» **Material for this task**:
______

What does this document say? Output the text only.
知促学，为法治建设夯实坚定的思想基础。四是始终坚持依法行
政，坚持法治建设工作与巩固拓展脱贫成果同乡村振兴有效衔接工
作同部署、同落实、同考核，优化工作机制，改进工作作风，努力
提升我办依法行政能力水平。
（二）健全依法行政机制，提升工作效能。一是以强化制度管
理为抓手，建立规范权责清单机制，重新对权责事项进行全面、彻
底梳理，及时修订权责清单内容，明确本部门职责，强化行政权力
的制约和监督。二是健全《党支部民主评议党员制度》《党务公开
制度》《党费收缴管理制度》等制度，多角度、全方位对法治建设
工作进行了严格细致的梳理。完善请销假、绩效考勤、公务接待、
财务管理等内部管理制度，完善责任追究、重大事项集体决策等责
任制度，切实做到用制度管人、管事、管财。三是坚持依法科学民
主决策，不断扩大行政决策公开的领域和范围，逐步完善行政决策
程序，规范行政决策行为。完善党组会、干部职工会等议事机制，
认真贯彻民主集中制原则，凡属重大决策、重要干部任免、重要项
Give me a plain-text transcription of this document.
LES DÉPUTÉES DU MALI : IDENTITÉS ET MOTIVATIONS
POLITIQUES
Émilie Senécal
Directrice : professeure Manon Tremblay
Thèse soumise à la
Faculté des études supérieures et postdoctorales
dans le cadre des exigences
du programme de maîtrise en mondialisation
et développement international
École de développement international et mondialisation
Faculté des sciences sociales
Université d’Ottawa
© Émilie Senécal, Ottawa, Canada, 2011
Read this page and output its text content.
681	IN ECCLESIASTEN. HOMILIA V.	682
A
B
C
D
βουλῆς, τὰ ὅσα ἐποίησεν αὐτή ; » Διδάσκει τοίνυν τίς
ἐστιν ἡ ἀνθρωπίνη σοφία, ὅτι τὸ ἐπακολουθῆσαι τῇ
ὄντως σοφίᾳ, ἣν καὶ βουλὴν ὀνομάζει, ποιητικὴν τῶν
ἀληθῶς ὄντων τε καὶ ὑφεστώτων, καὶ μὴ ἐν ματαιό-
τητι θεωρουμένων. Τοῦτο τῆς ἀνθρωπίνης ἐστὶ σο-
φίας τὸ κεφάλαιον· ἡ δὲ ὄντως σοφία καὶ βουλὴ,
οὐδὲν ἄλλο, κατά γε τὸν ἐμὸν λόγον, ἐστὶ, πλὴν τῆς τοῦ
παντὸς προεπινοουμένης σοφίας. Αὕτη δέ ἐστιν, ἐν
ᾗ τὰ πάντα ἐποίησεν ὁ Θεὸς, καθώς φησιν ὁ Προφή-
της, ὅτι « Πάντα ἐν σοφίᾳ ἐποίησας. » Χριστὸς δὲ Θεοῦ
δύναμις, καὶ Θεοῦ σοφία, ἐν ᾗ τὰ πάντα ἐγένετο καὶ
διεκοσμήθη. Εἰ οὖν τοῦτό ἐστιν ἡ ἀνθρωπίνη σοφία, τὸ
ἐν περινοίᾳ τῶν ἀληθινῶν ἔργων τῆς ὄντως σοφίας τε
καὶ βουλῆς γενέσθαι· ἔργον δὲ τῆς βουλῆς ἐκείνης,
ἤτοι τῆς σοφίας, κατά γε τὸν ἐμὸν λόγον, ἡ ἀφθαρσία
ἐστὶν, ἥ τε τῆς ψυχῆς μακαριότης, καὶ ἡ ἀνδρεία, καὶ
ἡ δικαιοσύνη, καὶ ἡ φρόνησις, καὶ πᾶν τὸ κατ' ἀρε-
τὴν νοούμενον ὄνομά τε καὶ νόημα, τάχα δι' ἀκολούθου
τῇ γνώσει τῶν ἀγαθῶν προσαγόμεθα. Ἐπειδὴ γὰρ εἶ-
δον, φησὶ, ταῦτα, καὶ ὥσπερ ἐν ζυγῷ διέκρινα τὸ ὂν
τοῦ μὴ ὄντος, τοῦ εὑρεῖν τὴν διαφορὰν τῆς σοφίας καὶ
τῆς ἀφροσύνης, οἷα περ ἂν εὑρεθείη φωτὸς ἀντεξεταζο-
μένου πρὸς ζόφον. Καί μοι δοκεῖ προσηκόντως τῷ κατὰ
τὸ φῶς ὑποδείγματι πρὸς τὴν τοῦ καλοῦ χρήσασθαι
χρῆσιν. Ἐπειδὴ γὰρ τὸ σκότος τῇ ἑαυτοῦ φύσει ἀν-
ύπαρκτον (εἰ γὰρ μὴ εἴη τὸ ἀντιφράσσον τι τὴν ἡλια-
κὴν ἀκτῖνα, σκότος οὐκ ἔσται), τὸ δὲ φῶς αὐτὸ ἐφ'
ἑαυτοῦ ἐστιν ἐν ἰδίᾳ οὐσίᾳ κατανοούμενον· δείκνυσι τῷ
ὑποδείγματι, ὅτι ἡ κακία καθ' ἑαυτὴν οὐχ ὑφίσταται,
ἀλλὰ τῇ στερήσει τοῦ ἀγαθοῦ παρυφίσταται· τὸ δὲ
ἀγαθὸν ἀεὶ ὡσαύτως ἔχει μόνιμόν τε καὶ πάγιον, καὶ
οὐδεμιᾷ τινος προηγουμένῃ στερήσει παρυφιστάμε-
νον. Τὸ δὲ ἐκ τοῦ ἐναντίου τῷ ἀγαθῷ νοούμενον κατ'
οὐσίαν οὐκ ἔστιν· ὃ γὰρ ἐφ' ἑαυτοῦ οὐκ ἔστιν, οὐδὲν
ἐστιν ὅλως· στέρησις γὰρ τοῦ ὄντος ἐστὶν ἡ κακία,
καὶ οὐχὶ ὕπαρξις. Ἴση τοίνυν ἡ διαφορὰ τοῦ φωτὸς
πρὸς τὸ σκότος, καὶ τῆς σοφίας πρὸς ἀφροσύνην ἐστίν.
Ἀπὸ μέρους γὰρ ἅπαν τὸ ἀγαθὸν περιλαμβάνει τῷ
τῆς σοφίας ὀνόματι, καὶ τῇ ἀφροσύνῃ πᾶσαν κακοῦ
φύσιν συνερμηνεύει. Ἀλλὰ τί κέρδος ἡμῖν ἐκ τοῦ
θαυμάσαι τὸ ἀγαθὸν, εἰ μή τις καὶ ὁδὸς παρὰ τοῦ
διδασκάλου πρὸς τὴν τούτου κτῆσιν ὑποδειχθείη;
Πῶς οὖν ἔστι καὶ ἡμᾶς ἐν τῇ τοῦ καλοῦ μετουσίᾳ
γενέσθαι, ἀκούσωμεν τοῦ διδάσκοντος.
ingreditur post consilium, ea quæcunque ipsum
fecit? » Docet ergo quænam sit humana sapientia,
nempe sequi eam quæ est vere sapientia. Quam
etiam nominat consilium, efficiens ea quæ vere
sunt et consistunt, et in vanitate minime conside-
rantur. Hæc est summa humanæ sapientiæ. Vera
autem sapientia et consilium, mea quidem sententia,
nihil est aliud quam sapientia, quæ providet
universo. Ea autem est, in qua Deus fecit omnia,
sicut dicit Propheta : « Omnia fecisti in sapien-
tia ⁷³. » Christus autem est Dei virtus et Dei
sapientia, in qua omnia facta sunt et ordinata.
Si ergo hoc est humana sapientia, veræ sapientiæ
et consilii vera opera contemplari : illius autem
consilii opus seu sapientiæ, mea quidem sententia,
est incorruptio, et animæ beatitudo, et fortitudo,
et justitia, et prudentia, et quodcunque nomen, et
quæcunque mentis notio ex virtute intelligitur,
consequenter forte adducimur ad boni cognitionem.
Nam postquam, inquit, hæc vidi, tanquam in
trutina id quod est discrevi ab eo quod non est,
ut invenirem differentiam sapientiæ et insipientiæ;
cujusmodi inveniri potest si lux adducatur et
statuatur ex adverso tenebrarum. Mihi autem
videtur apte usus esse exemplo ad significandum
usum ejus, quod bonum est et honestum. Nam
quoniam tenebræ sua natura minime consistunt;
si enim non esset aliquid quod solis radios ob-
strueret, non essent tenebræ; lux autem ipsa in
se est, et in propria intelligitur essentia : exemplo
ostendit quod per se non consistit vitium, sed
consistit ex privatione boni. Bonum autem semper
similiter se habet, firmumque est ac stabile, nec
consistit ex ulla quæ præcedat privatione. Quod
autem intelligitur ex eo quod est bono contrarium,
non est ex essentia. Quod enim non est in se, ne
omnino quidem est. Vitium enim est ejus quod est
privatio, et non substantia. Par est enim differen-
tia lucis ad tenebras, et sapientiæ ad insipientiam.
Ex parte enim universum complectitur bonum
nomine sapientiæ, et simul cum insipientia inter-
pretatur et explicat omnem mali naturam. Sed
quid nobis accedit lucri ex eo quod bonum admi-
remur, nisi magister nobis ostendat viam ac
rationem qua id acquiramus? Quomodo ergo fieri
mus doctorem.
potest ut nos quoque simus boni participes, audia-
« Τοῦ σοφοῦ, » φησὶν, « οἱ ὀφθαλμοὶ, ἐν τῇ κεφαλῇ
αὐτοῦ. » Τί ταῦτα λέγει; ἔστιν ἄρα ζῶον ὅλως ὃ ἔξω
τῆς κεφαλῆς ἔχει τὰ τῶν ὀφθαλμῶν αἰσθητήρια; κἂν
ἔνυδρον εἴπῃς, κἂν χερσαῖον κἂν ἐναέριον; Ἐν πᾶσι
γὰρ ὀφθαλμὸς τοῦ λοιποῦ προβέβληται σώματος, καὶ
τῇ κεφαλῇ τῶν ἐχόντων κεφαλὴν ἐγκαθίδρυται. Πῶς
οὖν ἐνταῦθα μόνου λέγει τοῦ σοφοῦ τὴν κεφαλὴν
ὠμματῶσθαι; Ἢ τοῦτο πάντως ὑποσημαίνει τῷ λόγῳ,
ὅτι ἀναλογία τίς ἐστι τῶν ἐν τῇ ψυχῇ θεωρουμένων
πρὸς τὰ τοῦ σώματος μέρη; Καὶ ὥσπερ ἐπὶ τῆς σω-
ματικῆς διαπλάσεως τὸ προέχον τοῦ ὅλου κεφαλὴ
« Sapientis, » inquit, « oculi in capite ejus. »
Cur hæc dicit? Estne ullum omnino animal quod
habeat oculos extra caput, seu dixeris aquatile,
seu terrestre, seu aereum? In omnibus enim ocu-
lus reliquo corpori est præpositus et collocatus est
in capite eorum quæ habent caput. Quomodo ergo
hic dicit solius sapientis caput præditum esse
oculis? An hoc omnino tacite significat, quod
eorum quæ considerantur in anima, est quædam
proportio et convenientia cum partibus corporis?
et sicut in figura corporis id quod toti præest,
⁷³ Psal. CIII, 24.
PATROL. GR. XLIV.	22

______

» **To be done**:
Give the count of lines in the listing that hold the word "λέγει", with no other text.

» **Result**:
2